**WRITTEN INSTRUCTION:** Can you find the lines of the listing that include "color" and copy every one?

# DATA RECORDS start

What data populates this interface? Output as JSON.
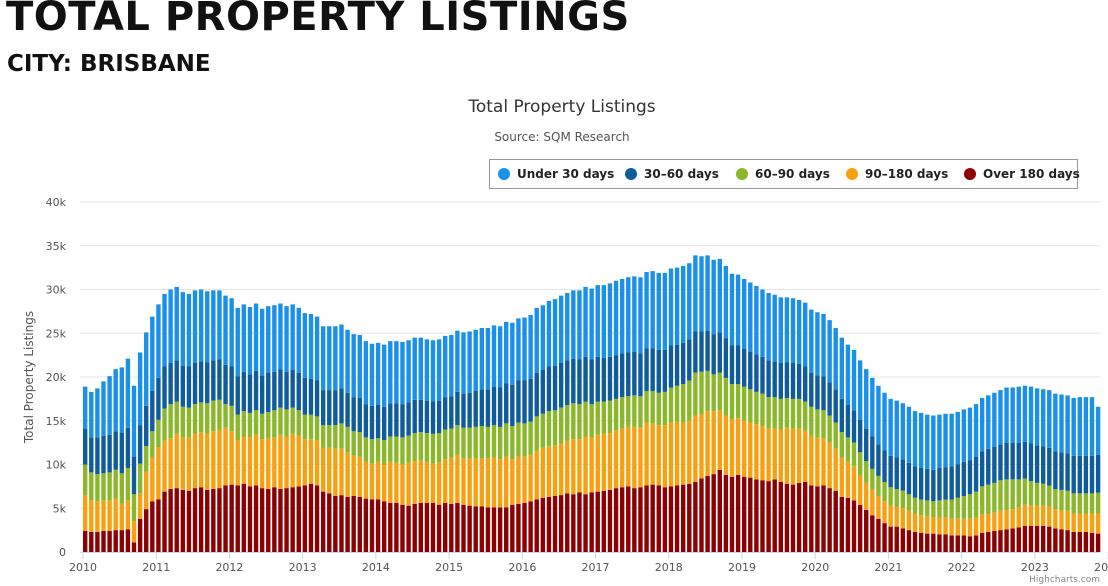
{
  "page": {
    "title": "TOTAL PROPERTY LISTINGS",
    "subtitle": "CITY: BRISBANE"
  },
  "credits": "Highcharts.com",
  "chart_data": {
    "type": "bar",
    "stacked": true,
    "title": "Total Property Listings",
    "subtitle": "Source: SQM Research",
    "xlabel": "",
    "ylabel": "Total Property Listings",
    "ylim": [
      0,
      40000
    ],
    "y_ticks": [
      "0",
      "5k",
      "10k",
      "15k",
      "20k",
      "25k",
      "30k",
      "35k",
      "40k"
    ],
    "x_ticks": [
      "2010",
      "2011",
      "2012",
      "2013",
      "2014",
      "2015",
      "2016",
      "2017",
      "2018",
      "2019",
      "2020",
      "2021",
      "2022",
      "2023",
      "2024"
    ],
    "grid": true,
    "legend_position": "top-right",
    "start_month": "2010-01",
    "series": [
      {
        "name": "Over 180 days",
        "color": "#8b0000",
        "values": [
          2400,
          2300,
          2300,
          2400,
          2400,
          2500,
          2500,
          2600,
          1100,
          3800,
          4900,
          5800,
          6000,
          6900,
          7200,
          7300,
          7100,
          7000,
          7300,
          7400,
          7100,
          7200,
          7300,
          7600,
          7700,
          7600,
          7800,
          7500,
          7600,
          7300,
          7200,
          7400,
          7200,
          7300,
          7400,
          7500,
          7600,
          7800,
          7600,
          6900,
          6700,
          6400,
          6500,
          6300,
          6400,
          6300,
          6100,
          6000,
          6000,
          5800,
          5600,
          5600,
          5400,
          5300,
          5500,
          5600,
          5600,
          5600,
          5400,
          5600,
          5500,
          5600,
          5400,
          5300,
          5200,
          5200,
          5100,
          5100,
          5100,
          5100,
          5400,
          5500,
          5600,
          5800,
          6000,
          6200,
          6300,
          6400,
          6500,
          6700,
          6600,
          6800,
          6600,
          6800,
          6900,
          7000,
          7100,
          7300,
          7400,
          7500,
          7300,
          7400,
          7600,
          7700,
          7600,
          7400,
          7500,
          7600,
          7700,
          7800,
          8000,
          8400,
          8700,
          8900,
          9400,
          8800,
          8600,
          8800,
          8600,
          8500,
          8300,
          8200,
          8100,
          8300,
          8000,
          7800,
          7700,
          7900,
          8000,
          7600,
          7500,
          7600,
          7300,
          7000,
          6300,
          6200,
          5900,
          5400,
          4800,
          4200,
          3800,
          3300,
          2900,
          2900,
          2700,
          2500,
          2300,
          2200,
          2100,
          2100,
          2000,
          2000,
          1900,
          1900,
          1900,
          1800,
          1900,
          2200,
          2300,
          2400,
          2500,
          2600,
          2700,
          2800,
          3000,
          3000,
          3000,
          3000,
          2900,
          2700,
          2600,
          2500,
          2300,
          2300,
          2300,
          2200,
          2100
        ]
      },
      {
        "name": "90–180 days",
        "color": "#f7a111",
        "values": [
          4100,
          3600,
          3500,
          3500,
          3500,
          3600,
          3000,
          3300,
          2400,
          2900,
          4300,
          5000,
          6000,
          5800,
          5800,
          6200,
          6000,
          6100,
          6200,
          6300,
          6400,
          6600,
          6700,
          6600,
          6100,
          5200,
          5400,
          5600,
          5800,
          5600,
          5800,
          5700,
          6200,
          5900,
          6100,
          5800,
          5300,
          5100,
          5200,
          5000,
          5200,
          5400,
          5300,
          5100,
          4600,
          4600,
          4200,
          4100,
          4300,
          4200,
          4700,
          4600,
          4600,
          4900,
          4900,
          4900,
          4700,
          4500,
          4800,
          5000,
          5300,
          5500,
          5300,
          5400,
          5500,
          5500,
          5600,
          5700,
          5500,
          5800,
          5200,
          5400,
          5300,
          5300,
          5600,
          5700,
          5800,
          5800,
          5900,
          6000,
          6300,
          6100,
          6600,
          6300,
          6500,
          6500,
          6500,
          6600,
          6700,
          6800,
          7000,
          6800,
          7200,
          7000,
          6900,
          7100,
          7300,
          7300,
          7100,
          7200,
          7600,
          7300,
          7400,
          7200,
          6800,
          6800,
          6600,
          6500,
          6400,
          6300,
          6300,
          6200,
          6000,
          5800,
          6000,
          6400,
          6400,
          6200,
          5900,
          5700,
          5600,
          5400,
          5200,
          4800,
          4500,
          4100,
          3900,
          3400,
          3100,
          2900,
          2600,
          2500,
          2400,
          2300,
          2300,
          2200,
          2100,
          2000,
          2000,
          1900,
          2000,
          2000,
          1900,
          1900,
          1900,
          2000,
          2000,
          2100,
          2100,
          2100,
          2200,
          2200,
          2200,
          2300,
          2400,
          2300,
          2300,
          2300,
          2300,
          2200,
          2200,
          2200,
          2100,
          2100,
          2100,
          2200,
          2300
        ]
      },
      {
        "name": "60–90 days",
        "color": "#8ab82a",
        "values": [
          3500,
          3200,
          3100,
          3100,
          3200,
          3300,
          3500,
          3700,
          3100,
          3400,
          2900,
          3000,
          3100,
          3700,
          3900,
          3700,
          3500,
          3400,
          3400,
          3400,
          3500,
          3500,
          3400,
          2700,
          2900,
          2900,
          2900,
          2800,
          2800,
          2900,
          3000,
          3100,
          3100,
          3100,
          3000,
          2900,
          2800,
          2800,
          2700,
          2600,
          2600,
          2700,
          2900,
          2900,
          2800,
          2800,
          2800,
          2800,
          2700,
          2800,
          2900,
          3000,
          3100,
          3100,
          3200,
          3200,
          3300,
          3400,
          3400,
          3400,
          3300,
          3400,
          3500,
          3500,
          3600,
          3700,
          3600,
          3700,
          3700,
          3800,
          3800,
          3900,
          3800,
          3800,
          3900,
          3900,
          4000,
          4000,
          4100,
          4100,
          4100,
          4000,
          4000,
          3800,
          3800,
          3700,
          3700,
          3600,
          3600,
          3500,
          3600,
          3600,
          3600,
          3700,
          3700,
          3800,
          4000,
          4100,
          4400,
          4600,
          4900,
          4900,
          4600,
          4200,
          4300,
          4300,
          4000,
          3900,
          3900,
          3800,
          3700,
          3700,
          3600,
          3600,
          3500,
          3400,
          3400,
          3400,
          3300,
          3300,
          3200,
          3200,
          3100,
          3000,
          2900,
          2800,
          2700,
          2600,
          2500,
          2400,
          2300,
          2200,
          2100,
          2000,
          2000,
          1900,
          1800,
          1800,
          1800,
          1800,
          1900,
          2000,
          2200,
          2400,
          2600,
          2800,
          3000,
          3200,
          3300,
          3400,
          3500,
          3500,
          3400,
          3200,
          3000,
          2800,
          2600,
          2500,
          2400,
          2300,
          2300,
          2300,
          2300,
          2300,
          2300,
          2300,
          2400
        ]
      },
      {
        "name": "30–60 days",
        "color": "#0f5c9c",
        "values": [
          4100,
          4000,
          4200,
          4300,
          4300,
          4400,
          4600,
          4600,
          4300,
          4400,
          4600,
          4600,
          4800,
          4800,
          4700,
          4700,
          4700,
          4700,
          4700,
          4700,
          4700,
          4600,
          4600,
          4500,
          4500,
          4400,
          4500,
          4400,
          4500,
          4400,
          4500,
          4400,
          4400,
          4300,
          4300,
          4300,
          4200,
          4100,
          4100,
          4000,
          4000,
          4000,
          4000,
          3900,
          3900,
          3900,
          3800,
          3800,
          3800,
          3800,
          3800,
          3800,
          3800,
          3800,
          3800,
          3700,
          3700,
          3700,
          3700,
          3700,
          3700,
          3800,
          3900,
          4000,
          4100,
          4200,
          4300,
          4400,
          4500,
          4600,
          4700,
          4800,
          4900,
          4900,
          5000,
          5000,
          5100,
          5100,
          5100,
          5100,
          5100,
          5100,
          5100,
          5100,
          5100,
          5000,
          5000,
          5000,
          5000,
          5000,
          5000,
          4900,
          4900,
          4900,
          4900,
          4800,
          4800,
          4700,
          4700,
          4700,
          4700,
          4600,
          4600,
          4600,
          4600,
          4500,
          4400,
          4400,
          4300,
          4300,
          4300,
          4200,
          4200,
          4100,
          4100,
          4100,
          4100,
          4000,
          4000,
          3900,
          3900,
          3900,
          3800,
          3800,
          3800,
          3700,
          3700,
          3700,
          3700,
          3700,
          3600,
          3600,
          3600,
          3600,
          3600,
          3600,
          3600,
          3600,
          3600,
          3600,
          3700,
          3700,
          3800,
          3800,
          3900,
          3900,
          4000,
          4000,
          4100,
          4100,
          4100,
          4200,
          4200,
          4200,
          4200,
          4300,
          4300,
          4300,
          4300,
          4300,
          4300,
          4300,
          4300,
          4300,
          4300,
          4300,
          4300
        ]
      },
      {
        "name": "Under 30 days",
        "color": "#1a90e8",
        "values": [
          4800,
          5200,
          5600,
          6200,
          6700,
          7100,
          7500,
          7900,
          8100,
          8300,
          8400,
          8500,
          8400,
          8300,
          8400,
          8400,
          8400,
          8300,
          8300,
          8200,
          8100,
          8000,
          7900,
          7900,
          7800,
          7800,
          7700,
          7700,
          7700,
          7600,
          7600,
          7600,
          7500,
          7500,
          7500,
          7400,
          7400,
          7400,
          7300,
          7300,
          7300,
          7300,
          7300,
          7200,
          7200,
          7200,
          7200,
          7100,
          7100,
          7100,
          7100,
          7100,
          7100,
          7100,
          7100,
          7100,
          7000,
          7000,
          7000,
          7000,
          7000,
          7000,
          7000,
          7000,
          7000,
          7000,
          7000,
          7000,
          7000,
          7000,
          7100,
          7100,
          7200,
          7300,
          7400,
          7400,
          7500,
          7600,
          7700,
          7700,
          7800,
          7900,
          8000,
          8100,
          8200,
          8300,
          8400,
          8500,
          8500,
          8600,
          8600,
          8700,
          8700,
          8800,
          8800,
          8800,
          8800,
          8800,
          8800,
          8700,
          8700,
          8600,
          8600,
          8500,
          8400,
          8300,
          8200,
          8100,
          8000,
          7900,
          7800,
          7700,
          7700,
          7600,
          7500,
          7400,
          7400,
          7300,
          7300,
          7200,
          7200,
          7100,
          7100,
          7000,
          7000,
          6900,
          6900,
          6800,
          6800,
          6700,
          6700,
          6600,
          6500,
          6500,
          6400,
          6400,
          6300,
          6300,
          6200,
          6200,
          6100,
          6100,
          6000,
          6000,
          6000,
          6000,
          6000,
          6100,
          6100,
          6200,
          6200,
          6300,
          6300,
          6400,
          6400,
          6500,
          6500,
          6500,
          6600,
          6600,
          6600,
          6600,
          6600,
          6700,
          6700,
          6700,
          5500
        ]
      }
    ]
  }
}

# DATA RECORDS end

**SOLUTION FOR THIS TASK:**
        "color": "#8b0000",
        "color": "#f7a111",
        "color": "#8ab82a",
        "color": "#0f5c9c",
        "color": "#1a90e8",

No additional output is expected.